-------- RECORDS PROVIDED --------

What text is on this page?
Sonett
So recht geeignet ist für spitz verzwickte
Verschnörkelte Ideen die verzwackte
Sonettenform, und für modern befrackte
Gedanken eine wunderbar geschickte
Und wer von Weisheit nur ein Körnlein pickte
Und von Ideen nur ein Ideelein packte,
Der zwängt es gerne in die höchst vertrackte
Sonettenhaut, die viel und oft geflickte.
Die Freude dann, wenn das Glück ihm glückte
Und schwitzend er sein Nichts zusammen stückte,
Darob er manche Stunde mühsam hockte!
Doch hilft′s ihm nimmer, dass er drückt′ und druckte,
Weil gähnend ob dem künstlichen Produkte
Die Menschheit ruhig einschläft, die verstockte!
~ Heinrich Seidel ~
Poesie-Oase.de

--------

### EXERCISE OBJECTIVE
Examine the entries and report how many of their lines contain the string "Ideen", giving no more than the number.

### OUTPUT FOR THIS TASK
2